### Stated task
What is needed is an exact copy of the entries below, from the line that contains "What does this" through the final line, both included, and nothing else.

### Information given
* * *
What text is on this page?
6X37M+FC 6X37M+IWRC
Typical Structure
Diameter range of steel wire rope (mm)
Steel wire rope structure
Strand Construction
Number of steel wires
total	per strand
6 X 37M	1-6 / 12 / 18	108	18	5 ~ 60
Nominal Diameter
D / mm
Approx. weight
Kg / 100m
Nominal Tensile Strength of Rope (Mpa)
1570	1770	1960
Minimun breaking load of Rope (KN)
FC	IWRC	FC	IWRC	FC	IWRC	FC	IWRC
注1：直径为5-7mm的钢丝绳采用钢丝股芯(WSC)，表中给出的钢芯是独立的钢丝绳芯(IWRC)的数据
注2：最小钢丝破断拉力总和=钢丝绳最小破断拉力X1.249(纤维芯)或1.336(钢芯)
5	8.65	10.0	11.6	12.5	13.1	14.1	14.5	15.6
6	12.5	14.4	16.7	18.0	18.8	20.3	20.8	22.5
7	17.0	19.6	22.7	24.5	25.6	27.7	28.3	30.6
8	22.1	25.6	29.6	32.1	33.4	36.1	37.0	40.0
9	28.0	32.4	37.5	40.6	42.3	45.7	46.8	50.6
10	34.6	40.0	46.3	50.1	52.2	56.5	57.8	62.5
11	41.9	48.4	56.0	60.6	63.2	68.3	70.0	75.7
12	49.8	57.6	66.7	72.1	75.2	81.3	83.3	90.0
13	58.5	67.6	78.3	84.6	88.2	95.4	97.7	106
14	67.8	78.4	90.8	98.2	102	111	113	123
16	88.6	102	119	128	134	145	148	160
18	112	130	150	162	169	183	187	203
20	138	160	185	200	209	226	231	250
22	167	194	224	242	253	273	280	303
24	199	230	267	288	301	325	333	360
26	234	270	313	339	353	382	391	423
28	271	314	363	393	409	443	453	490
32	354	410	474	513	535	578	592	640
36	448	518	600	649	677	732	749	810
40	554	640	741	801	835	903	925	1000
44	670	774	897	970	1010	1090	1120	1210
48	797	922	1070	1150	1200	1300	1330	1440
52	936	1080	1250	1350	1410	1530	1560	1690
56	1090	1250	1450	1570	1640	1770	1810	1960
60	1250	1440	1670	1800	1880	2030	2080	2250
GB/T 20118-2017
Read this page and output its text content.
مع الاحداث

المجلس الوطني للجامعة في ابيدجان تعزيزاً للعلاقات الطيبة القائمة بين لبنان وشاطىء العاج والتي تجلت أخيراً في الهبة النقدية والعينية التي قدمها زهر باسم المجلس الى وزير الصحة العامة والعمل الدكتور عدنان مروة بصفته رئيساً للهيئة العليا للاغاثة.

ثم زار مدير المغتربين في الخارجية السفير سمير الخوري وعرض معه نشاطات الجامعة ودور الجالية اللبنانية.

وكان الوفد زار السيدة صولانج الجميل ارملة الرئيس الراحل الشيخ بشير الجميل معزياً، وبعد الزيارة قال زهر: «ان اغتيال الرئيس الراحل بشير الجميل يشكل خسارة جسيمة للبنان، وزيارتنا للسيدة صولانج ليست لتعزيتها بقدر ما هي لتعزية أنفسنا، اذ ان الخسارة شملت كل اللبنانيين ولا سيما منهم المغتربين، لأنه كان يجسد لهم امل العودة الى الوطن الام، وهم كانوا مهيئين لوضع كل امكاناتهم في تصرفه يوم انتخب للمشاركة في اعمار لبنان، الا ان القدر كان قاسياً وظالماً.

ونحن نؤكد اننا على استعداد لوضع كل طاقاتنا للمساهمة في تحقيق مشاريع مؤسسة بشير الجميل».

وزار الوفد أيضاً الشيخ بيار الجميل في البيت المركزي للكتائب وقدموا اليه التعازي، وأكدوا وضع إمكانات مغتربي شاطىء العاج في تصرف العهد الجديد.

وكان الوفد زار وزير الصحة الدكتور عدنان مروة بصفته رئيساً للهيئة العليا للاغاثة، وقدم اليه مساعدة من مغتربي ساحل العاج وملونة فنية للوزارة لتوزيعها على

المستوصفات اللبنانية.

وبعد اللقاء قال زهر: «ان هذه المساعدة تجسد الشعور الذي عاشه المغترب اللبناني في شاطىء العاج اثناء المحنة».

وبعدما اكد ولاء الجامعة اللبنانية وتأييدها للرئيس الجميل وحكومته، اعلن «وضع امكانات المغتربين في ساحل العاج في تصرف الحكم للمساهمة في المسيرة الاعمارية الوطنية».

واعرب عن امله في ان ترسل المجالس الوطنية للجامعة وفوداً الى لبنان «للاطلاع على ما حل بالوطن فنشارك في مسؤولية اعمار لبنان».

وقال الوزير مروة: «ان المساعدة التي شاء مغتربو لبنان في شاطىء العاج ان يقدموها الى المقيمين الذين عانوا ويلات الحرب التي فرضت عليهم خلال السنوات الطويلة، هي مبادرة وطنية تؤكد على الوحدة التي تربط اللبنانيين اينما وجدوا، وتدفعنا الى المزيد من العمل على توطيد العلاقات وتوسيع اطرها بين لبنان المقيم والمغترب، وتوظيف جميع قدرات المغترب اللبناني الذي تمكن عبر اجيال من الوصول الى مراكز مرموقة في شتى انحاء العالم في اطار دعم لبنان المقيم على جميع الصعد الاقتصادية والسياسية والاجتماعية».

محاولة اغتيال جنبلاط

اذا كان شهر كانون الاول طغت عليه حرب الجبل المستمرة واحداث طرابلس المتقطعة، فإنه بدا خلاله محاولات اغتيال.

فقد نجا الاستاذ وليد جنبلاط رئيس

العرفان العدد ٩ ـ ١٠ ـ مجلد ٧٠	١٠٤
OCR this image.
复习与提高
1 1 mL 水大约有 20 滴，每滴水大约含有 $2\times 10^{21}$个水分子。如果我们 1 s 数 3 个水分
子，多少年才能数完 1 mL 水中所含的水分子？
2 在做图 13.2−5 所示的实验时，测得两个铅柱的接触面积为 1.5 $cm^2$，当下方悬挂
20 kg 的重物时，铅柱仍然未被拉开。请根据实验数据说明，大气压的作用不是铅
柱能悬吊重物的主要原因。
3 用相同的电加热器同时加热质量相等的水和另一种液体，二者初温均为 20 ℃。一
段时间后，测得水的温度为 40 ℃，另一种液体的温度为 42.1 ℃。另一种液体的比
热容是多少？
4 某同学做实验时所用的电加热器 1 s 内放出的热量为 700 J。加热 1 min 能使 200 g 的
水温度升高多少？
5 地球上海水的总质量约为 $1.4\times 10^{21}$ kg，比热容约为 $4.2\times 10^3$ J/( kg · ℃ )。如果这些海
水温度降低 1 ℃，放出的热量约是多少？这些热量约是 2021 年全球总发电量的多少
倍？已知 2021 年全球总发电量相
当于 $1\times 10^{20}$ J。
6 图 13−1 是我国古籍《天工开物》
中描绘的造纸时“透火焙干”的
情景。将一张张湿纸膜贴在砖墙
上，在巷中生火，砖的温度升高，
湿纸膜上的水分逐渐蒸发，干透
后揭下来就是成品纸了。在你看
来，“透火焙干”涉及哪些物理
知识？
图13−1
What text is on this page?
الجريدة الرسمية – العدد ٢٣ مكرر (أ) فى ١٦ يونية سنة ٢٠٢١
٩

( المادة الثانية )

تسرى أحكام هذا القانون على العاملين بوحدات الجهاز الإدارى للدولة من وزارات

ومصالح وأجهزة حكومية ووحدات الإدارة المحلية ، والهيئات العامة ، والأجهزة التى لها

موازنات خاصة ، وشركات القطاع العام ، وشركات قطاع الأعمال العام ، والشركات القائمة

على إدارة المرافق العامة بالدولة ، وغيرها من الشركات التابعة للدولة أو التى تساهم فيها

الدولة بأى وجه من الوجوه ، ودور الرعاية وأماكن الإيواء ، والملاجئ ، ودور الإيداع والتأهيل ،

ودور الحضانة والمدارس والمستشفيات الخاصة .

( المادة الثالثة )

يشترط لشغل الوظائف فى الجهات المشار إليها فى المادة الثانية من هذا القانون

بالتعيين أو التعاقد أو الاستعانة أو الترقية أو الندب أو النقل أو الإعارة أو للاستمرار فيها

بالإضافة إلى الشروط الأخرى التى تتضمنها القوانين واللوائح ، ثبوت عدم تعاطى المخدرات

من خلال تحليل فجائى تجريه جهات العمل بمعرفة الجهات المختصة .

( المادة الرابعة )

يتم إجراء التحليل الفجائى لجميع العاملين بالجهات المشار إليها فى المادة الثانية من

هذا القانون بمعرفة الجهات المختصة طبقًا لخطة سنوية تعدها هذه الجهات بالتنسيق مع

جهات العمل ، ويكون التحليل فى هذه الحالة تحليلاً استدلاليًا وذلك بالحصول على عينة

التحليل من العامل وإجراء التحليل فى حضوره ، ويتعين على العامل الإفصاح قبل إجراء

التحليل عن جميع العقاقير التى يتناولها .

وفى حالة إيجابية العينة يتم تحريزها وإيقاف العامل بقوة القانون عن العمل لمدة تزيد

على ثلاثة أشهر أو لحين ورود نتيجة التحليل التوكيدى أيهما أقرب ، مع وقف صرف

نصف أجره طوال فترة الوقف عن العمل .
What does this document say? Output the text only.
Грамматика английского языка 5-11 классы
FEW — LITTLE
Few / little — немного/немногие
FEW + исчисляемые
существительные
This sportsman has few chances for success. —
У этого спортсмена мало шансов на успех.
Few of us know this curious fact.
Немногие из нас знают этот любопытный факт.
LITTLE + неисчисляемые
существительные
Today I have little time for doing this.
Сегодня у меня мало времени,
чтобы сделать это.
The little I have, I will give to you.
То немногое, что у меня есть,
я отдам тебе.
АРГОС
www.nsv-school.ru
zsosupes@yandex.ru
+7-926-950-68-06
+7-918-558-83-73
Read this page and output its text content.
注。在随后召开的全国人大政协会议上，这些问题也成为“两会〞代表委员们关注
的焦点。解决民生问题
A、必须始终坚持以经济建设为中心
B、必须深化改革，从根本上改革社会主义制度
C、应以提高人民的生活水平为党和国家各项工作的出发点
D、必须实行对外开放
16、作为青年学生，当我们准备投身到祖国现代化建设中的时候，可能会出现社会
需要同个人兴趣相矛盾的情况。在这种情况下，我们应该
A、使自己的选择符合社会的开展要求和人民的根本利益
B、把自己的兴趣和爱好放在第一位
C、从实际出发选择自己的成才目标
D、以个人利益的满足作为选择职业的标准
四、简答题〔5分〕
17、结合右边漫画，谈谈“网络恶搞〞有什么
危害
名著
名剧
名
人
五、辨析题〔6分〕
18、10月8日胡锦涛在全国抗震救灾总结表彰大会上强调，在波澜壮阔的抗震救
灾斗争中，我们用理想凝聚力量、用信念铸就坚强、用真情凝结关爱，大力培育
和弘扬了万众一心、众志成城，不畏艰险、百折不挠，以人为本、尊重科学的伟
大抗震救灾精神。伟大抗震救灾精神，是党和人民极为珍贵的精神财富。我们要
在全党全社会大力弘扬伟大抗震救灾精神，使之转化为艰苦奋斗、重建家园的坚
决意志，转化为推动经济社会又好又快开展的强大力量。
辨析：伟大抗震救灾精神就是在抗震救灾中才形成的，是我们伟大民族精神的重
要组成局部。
* * *
### Final answer
What does this document say? Output the text only.
Грамматика английского языка 5-11 классы
FEW — LITTLE
Few / little — немного/немногие
FEW + исчисляемые
существительные
This sportsman has few chances for success. —
У этого спортсмена мало шансов на успех.
Few of us know this curious fact.
Немногие из нас знают этот любопытный факт.
LITTLE + неисчисляемые
существительные
Today I have little time for doing this.
Сегодня у меня мало времени,
чтобы сделать это.
The little I have, I will give to you.
То немногое, что у меня есть,
я отдам тебе.
АРГОС
www.nsv-school.ru
zsosupes@yandex.ru
+7-926-950-68-06
+7-918-558-83-73
Read this page and output its text content.
注。在随后召开的全国人大政协会议上，这些问题也成为“两会〞代表委员们关注
的焦点。解决民生问题
A、必须始终坚持以经济建设为中心
B、必须深化改革，从根本上改革社会主义制度
C、应以提高人民的生活水平为党和国家各项工作的出发点
D、必须实行对外开放
16、作为青年学生，当我们准备投身到祖国现代化建设中的时候，可能会出现社会
需要同个人兴趣相矛盾的情况。在这种情况下，我们应该
A、使自己的选择符合社会的开展要求和人民的根本利益
B、把自己的兴趣和爱好放在第一位
C、从实际出发选择自己的成才目标
D、以个人利益的满足作为选择职业的标准
四、简答题〔5分〕
17、结合右边漫画，谈谈“网络恶搞〞有什么
危害
名著
名剧
名
人
五、辨析题〔6分〕
18、10月8日胡锦涛在全国抗震救灾总结表彰大会上强调，在波澜壮阔的抗震救
灾斗争中，我们用理想凝聚力量、用信念铸就坚强、用真情凝结关爱，大力培育
和弘扬了万众一心、众志成城，不畏艰险、百折不挠，以人为本、尊重科学的伟
大抗震救灾精神。伟大抗震救灾精神，是党和人民极为珍贵的精神财富。我们要
在全党全社会大力弘扬伟大抗震救灾精神，使之转化为艰苦奋斗、重建家园的坚
决意志，转化为推动经济社会又好又快开展的强大力量。
辨析：伟大抗震救灾精神就是在抗震救灾中才形成的，是我们伟大民族精神的重
要组成局部。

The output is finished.